State only the number of lines that contain the string "Dignity".

.....

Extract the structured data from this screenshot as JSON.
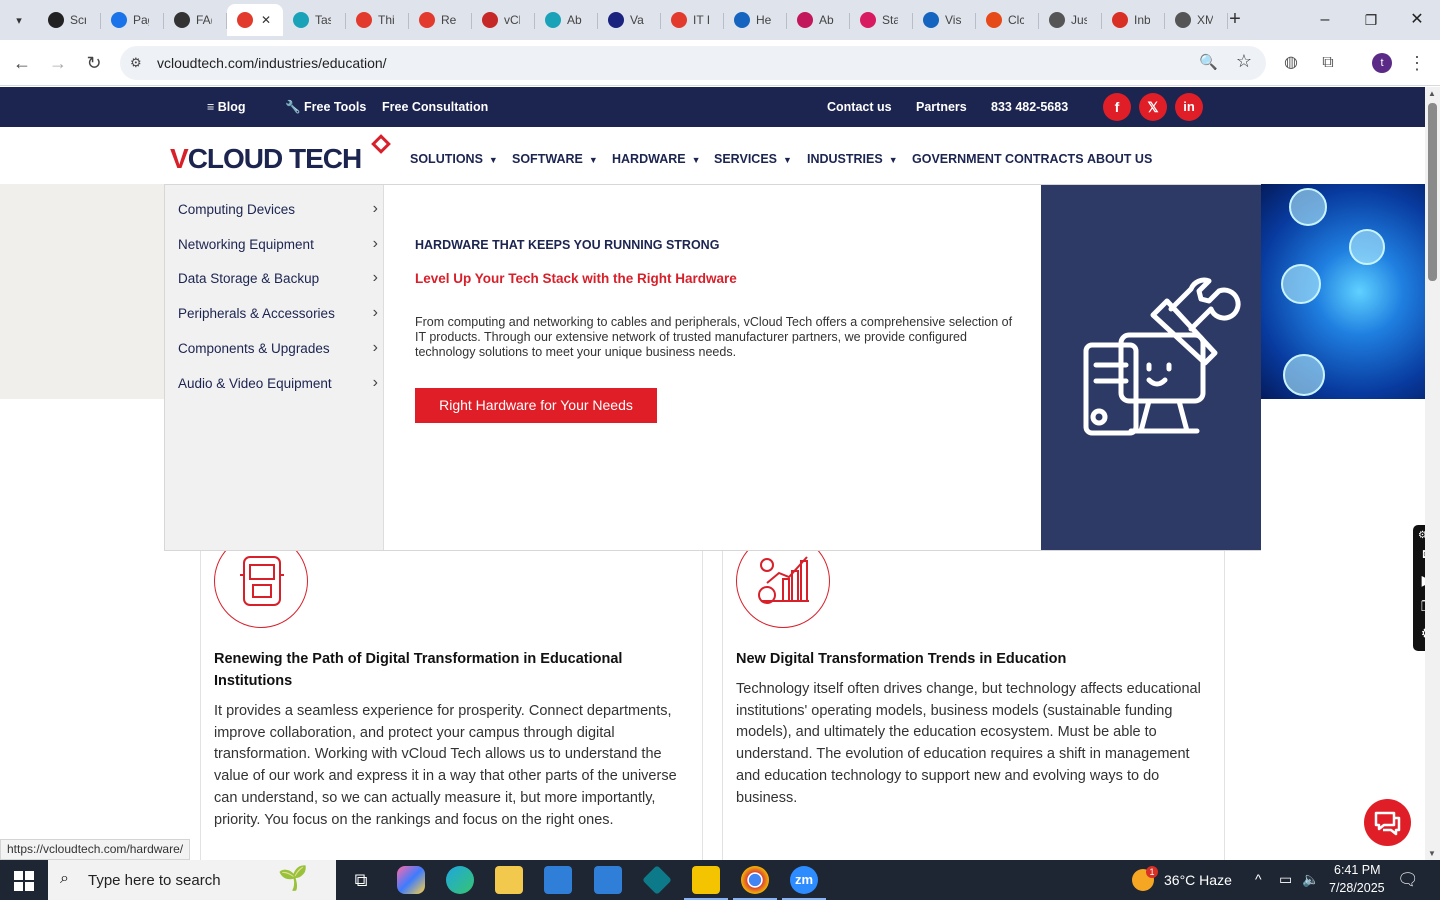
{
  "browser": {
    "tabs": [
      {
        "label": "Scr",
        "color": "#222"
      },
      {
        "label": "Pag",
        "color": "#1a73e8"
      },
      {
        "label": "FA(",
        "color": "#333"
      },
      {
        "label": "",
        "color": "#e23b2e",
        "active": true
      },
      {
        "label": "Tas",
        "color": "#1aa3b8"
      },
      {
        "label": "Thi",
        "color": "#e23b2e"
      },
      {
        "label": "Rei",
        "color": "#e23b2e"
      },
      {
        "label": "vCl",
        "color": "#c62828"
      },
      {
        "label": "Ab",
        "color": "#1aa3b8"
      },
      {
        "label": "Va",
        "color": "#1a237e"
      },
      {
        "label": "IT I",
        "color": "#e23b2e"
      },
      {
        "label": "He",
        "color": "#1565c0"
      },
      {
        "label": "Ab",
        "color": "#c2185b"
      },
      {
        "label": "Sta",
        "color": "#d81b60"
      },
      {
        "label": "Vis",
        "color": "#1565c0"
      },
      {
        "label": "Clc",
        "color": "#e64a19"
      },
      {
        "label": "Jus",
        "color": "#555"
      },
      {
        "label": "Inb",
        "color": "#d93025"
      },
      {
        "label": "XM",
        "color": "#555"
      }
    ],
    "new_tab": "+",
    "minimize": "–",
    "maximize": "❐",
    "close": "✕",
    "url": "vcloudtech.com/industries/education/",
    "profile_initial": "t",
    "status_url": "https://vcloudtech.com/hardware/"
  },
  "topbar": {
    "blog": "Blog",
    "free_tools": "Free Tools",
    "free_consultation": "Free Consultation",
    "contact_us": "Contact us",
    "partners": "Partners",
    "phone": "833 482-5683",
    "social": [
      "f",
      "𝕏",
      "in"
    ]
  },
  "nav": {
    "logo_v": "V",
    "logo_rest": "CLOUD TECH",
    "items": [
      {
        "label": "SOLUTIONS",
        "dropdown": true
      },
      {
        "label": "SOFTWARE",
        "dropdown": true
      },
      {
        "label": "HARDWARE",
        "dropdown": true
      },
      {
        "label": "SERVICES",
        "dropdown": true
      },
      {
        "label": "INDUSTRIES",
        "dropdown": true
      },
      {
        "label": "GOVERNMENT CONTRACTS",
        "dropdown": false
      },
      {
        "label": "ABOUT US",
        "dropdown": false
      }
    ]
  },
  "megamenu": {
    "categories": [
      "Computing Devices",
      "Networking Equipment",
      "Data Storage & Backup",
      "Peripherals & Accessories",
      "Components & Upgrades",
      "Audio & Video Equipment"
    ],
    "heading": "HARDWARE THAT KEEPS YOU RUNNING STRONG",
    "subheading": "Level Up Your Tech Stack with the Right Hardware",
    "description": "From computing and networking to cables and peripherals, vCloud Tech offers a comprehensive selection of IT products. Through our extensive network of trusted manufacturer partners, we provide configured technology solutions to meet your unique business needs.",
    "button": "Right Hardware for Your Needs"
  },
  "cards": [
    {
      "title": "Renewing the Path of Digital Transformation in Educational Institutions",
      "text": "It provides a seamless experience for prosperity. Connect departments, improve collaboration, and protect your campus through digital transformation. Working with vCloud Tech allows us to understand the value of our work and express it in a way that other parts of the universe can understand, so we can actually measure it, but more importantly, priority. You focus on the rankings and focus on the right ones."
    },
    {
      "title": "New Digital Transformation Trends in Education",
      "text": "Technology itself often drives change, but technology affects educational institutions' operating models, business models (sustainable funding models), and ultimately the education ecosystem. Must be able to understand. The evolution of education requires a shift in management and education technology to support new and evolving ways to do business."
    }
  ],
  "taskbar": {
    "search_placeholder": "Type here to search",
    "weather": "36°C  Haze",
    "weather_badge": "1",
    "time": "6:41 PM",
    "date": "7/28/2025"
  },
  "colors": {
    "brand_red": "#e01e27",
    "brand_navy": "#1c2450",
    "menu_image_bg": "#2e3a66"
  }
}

.....

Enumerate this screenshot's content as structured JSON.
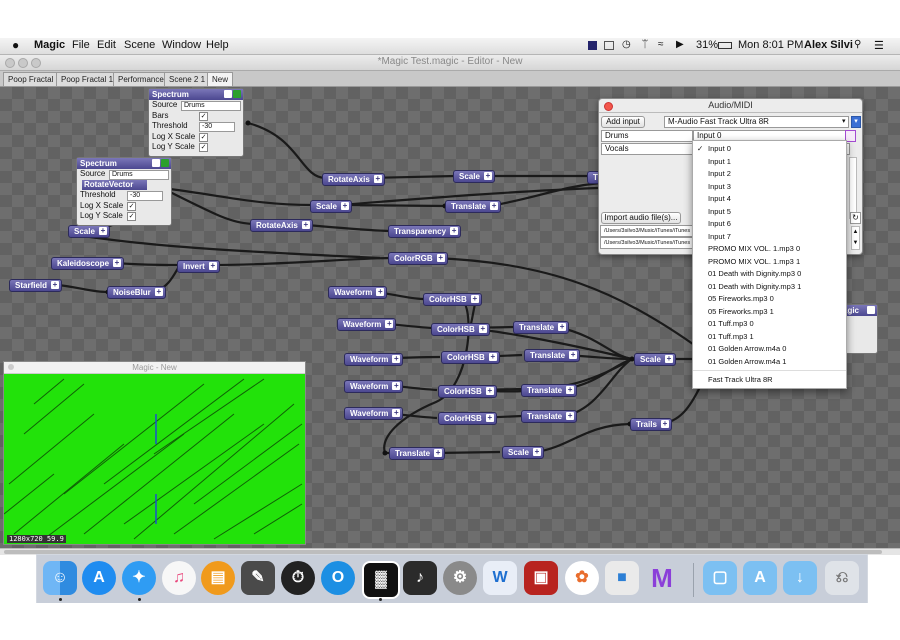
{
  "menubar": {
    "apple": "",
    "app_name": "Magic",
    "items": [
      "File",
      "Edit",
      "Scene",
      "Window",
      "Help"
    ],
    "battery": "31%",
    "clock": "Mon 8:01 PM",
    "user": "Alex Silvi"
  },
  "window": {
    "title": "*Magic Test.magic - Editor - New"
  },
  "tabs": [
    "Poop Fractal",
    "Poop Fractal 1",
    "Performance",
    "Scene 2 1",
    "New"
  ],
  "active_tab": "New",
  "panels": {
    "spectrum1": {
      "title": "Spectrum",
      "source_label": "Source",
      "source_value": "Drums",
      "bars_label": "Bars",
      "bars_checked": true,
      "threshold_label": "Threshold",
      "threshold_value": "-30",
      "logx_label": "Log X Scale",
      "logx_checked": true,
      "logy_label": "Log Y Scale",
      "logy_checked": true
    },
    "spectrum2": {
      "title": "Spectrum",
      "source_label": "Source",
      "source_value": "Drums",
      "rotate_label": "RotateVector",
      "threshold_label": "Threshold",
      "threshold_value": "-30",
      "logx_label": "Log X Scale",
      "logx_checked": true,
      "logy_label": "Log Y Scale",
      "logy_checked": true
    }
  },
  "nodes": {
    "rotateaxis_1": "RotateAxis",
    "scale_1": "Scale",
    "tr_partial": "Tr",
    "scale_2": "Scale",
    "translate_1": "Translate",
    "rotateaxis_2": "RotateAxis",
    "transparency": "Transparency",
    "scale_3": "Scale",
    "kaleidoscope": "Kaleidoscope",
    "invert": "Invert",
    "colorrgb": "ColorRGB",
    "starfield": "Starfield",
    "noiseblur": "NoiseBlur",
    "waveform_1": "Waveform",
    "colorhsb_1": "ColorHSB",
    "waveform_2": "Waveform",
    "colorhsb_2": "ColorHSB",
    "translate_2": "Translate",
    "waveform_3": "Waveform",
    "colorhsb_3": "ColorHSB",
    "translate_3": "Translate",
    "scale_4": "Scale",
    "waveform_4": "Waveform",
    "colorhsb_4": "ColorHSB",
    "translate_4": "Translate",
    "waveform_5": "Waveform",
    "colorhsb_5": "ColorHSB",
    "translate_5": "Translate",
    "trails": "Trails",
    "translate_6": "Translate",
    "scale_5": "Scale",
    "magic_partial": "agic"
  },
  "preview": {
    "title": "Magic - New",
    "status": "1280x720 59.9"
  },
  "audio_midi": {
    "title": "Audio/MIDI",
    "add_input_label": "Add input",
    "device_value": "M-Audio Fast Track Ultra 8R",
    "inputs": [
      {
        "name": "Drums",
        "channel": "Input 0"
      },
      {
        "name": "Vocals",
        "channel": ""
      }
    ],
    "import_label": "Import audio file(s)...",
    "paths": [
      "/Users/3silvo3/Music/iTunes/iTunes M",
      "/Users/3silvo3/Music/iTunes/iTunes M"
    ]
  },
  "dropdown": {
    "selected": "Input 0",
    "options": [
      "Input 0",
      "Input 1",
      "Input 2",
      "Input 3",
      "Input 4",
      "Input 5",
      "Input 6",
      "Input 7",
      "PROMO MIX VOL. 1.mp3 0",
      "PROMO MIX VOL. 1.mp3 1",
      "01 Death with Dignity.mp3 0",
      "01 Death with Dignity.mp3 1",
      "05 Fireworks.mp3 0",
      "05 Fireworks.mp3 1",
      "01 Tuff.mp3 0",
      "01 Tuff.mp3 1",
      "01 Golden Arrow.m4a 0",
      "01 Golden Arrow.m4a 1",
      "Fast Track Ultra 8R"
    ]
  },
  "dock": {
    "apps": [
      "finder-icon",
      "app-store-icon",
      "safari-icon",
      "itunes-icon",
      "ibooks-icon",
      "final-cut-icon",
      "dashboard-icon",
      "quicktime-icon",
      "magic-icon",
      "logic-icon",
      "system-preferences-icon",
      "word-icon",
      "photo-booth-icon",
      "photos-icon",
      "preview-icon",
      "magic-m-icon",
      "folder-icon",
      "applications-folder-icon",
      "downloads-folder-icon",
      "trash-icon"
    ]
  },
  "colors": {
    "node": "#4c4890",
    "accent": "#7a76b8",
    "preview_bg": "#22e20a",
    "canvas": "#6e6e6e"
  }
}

.....

## EXERCISE SOLUTION
2